_Task details_
Transcribe every line of the listing below without any deviation.

_Given records_

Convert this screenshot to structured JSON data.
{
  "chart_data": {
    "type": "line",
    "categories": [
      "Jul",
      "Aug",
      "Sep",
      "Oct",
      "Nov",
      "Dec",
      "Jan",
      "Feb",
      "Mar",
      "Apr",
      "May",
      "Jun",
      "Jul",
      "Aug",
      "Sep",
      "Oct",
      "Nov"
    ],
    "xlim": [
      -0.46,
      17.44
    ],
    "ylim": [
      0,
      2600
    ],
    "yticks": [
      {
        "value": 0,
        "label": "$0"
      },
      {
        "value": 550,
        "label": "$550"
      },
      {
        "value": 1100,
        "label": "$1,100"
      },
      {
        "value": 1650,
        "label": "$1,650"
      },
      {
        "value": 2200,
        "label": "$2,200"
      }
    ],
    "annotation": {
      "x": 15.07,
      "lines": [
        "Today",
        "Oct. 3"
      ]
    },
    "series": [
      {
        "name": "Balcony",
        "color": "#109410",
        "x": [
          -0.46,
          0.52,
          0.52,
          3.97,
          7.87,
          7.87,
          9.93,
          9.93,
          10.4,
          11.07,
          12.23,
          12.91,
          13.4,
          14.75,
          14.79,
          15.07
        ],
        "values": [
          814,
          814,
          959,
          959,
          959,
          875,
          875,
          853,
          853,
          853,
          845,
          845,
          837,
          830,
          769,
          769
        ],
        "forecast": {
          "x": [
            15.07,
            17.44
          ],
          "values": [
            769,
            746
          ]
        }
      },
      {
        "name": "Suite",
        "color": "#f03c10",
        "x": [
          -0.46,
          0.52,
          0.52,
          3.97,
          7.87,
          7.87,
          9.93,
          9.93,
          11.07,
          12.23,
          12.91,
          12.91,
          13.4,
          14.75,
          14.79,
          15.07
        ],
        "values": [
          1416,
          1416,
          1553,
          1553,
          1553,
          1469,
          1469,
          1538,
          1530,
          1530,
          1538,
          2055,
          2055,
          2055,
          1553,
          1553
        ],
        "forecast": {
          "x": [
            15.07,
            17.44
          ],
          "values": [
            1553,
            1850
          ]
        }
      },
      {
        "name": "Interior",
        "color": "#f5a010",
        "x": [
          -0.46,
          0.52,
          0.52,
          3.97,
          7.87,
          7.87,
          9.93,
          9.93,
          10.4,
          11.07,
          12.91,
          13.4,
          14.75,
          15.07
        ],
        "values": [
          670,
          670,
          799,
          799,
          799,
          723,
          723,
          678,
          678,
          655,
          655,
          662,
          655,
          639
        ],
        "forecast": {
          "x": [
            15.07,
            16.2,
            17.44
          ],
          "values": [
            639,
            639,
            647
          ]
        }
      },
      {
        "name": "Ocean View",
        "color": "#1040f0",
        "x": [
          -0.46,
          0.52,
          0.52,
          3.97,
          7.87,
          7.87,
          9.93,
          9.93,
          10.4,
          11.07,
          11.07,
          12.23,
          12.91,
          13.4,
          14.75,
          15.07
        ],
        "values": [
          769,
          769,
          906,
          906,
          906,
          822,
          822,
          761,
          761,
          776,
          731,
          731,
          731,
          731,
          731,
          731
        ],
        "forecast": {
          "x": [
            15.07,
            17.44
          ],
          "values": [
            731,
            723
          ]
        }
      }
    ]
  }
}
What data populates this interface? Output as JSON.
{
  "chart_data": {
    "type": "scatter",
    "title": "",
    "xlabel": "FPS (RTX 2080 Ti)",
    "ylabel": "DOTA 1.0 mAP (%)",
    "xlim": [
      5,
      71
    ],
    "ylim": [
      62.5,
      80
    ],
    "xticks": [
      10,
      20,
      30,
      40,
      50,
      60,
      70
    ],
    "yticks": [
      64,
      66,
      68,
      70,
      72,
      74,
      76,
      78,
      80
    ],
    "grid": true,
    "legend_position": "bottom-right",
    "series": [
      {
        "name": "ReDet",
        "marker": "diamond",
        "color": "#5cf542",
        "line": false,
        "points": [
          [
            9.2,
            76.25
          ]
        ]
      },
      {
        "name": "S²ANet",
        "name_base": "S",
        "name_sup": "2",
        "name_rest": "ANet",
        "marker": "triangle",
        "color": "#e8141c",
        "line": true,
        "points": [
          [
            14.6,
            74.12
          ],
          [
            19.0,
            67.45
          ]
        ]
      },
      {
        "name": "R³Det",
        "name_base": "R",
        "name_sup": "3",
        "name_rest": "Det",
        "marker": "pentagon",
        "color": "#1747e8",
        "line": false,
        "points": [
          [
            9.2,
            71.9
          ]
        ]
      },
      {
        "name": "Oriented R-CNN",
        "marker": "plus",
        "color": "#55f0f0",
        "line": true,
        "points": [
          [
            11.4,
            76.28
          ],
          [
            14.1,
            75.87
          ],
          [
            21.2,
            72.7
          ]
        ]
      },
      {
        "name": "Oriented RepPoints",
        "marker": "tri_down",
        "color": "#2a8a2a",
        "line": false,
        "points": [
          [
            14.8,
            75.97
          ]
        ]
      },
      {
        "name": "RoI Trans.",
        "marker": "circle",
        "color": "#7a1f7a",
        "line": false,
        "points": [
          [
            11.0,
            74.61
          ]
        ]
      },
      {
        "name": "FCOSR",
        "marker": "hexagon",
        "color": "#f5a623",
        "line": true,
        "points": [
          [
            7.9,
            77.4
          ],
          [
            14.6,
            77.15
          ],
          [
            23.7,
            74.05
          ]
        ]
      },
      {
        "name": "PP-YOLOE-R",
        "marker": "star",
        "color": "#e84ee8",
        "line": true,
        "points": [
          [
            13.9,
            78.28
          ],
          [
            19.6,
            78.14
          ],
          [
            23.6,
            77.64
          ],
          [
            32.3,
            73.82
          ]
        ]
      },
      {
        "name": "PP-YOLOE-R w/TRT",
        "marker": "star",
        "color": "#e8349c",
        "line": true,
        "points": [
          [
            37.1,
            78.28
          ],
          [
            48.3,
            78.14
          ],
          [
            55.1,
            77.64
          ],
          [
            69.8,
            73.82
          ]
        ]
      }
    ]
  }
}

_Response to this exercise_
Convert this screenshot to structured JSON data.
{
  "chart_data": {
    "type": "line",
    "categories": [
      "Jul",
      "Aug",
      "Sep",
      "Oct",
      "Nov",
      "Dec",
      "Jan",
      "Feb",
      "Mar",
      "Apr",
      "May",
      "Jun",
      "Jul",
      "Aug",
      "Sep",
      "Oct",
      "Nov"
    ],
    "xlim": [
      -0.46,
      17.44
    ],
    "ylim": [
      0,
      2600
    ],
    "yticks": [
      {
        "value": 0,
        "label": "$0"
      },
      {
        "value": 550,
        "label": "$550"
      },
      {
        "value": 1100,
        "label": "$1,100"
      },
      {
        "value": 1650,
        "label": "$1,650"
      },
      {
        "value": 2200,
        "label": "$2,200"
      }
    ],
    "annotation": {
      "x": 15.07,
      "lines": [
        "Today",
        "Oct. 3"
      ]
    },
    "series": [
      {
        "name": "Balcony",
        "color": "#109410",
        "x": [
          -0.46,
          0.52,
          0.52,
          3.97,
          7.87,
          7.87,
          9.93,
          9.93,
          10.4,
          11.07,
          12.23,
          12.91,
          13.4,
          14.75,
          14.79,
          15.07
        ],
        "values": [
          814,
          814,
          959,
          959,
          959,
          875,
          875,
          853,
          853,
          853,
          845,
          845,
          837,
          830,
          769,
          769
        ],
        "forecast": {
          "x": [
            15.07,
            17.44
          ],
          "values": [
            769,
            746
          ]
        }
      },
      {
        "name": "Suite",
        "color": "#f03c10",
        "x": [
          -0.46,
          0.52,
          0.52,
          3.97,
          7.87,
          7.87,
          9.93,
          9.93,
          11.07,
          12.23,
          12.91,
          12.91,
          13.4,
          14.75,
          14.79,
          15.07
        ],
        "values": [
          1416,
          1416,
          1553,
          1553,
          1553,
          1469,
          1469,
          1538,
          1530,
          1530,
          1538,
          2055,
          2055,
          2055,
          1553,
          1553
        ],
        "forecast": {
          "x": [
            15.07,
            17.44
          ],
          "values": [
            1553,
            1850
          ]
        }
      },
      {
        "name": "Interior",
        "color": "#f5a010",
        "x": [
          -0.46,
          0.52,
          0.52,
          3.97,
          7.87,
          7.87,
          9.93,
          9.93,
          10.4,
          11.07,
          12.91,
          13.4,
          14.75,
          15.07
        ],
        "values": [
          670,
          670,
          799,
          799,
          799,
          723,
          723,
          678,
          678,
          655,
          655,
          662,
          655,
          639
        ],
        "forecast": {
          "x": [
            15.07,
            16.2,
            17.44
          ],
          "values": [
            639,
            639,
            647
          ]
        }
      },
      {
        "name": "Ocean View",
        "color": "#1040f0",
        "x": [
          -0.46,
          0.52,
          0.52,
          3.97,
          7.87,
          7.87,
          9.93,
          9.93,
          10.4,
          11.07,
          11.07,
          12.23,
          12.91,
          13.4,
          14.75,
          15.07
        ],
        "values": [
          769,
          769,
          906,
          906,
          906,
          822,
          822,
          761,
          761,
          776,
          731,
          731,
          731,
          731,
          731,
          731
        ],
        "forecast": {
          "x": [
            15.07,
            17.44
          ],
          "values": [
            731,
            723
          ]
        }
      }
    ]
  }
}
What data populates this interface? Output as JSON.
{
  "chart_data": {
    "type": "scatter",
    "title": "",
    "xlabel": "FPS (RTX 2080 Ti)",
    "ylabel": "DOTA 1.0 mAP (%)",
    "xlim": [
      5,
      71
    ],
    "ylim": [
      62.5,
      80
    ],
    "xticks": [
      10,
      20,
      30,
      40,
      50,
      60,
      70
    ],
    "yticks": [
      64,
      66,
      68,
      70,
      72,
      74,
      76,
      78,
      80
    ],
    "grid": true,
    "legend_position": "bottom-right",
    "series": [
      {
        "name": "ReDet",
        "marker": "diamond",
        "color": "#5cf542",
        "line": false,
        "points": [
          [
            9.2,
            76.25
          ]
        ]
      },
      {
        "name": "S²ANet",
        "name_base": "S",
        "name_sup": "2",
        "name_rest": "ANet",
        "marker": "triangle",
        "color": "#e8141c",
        "line": true,
        "points": [
          [
            14.6,
            74.12
          ],
          [
            19.0,
            67.45
          ]
        ]
      },
      {
        "name": "R³Det",
        "name_base": "R",
        "name_sup": "3",
        "name_rest": "Det",
        "marker": "pentagon",
        "color": "#1747e8",
        "line": false,
        "points": [
          [
            9.2,
            71.9
          ]
        ]
      },
      {
        "name": "Oriented R-CNN",
        "marker": "plus",
        "color": "#55f0f0",
        "line": true,
        "points": [
          [
            11.4,
            76.28
          ],
          [
            14.1,
            75.87
          ],
          [
            21.2,
            72.7
          ]
        ]
      },
      {
        "name": "Oriented RepPoints",
        "marker": "tri_down",
        "color": "#2a8a2a",
        "line": false,
        "points": [
          [
            14.8,
            75.97
          ]
        ]
      },
      {
        "name": "RoI Trans.",
        "marker": "circle",
        "color": "#7a1f7a",
        "line": false,
        "points": [
          [
            11.0,
            74.61
          ]
        ]
      },
      {
        "name": "FCOSR",
        "marker": "hexagon",
        "color": "#f5a623",
        "line": true,
        "points": [
          [
            7.9,
            77.4
          ],
          [
            14.6,
            77.15
          ],
          [
            23.7,
            74.05
          ]
        ]
      },
      {
        "name": "PP-YOLOE-R",
        "marker": "star",
        "color": "#e84ee8",
        "line": true,
        "points": [
          [
            13.9,
            78.28
          ],
          [
            19.6,
            78.14
          ],
          [
            23.6,
            77.64
          ],
          [
            32.3,
            73.82
          ]
        ]
      },
      {
        "name": "PP-YOLOE-R w/TRT",
        "marker": "star",
        "color": "#e8349c",
        "line": true,
        "points": [
          [
            37.1,
            78.28
          ],
          [
            48.3,
            78.14
          ],
          [
            55.1,
            77.64
          ],
          [
            69.8,
            73.82
          ]
        ]
      }
    ]
  }
}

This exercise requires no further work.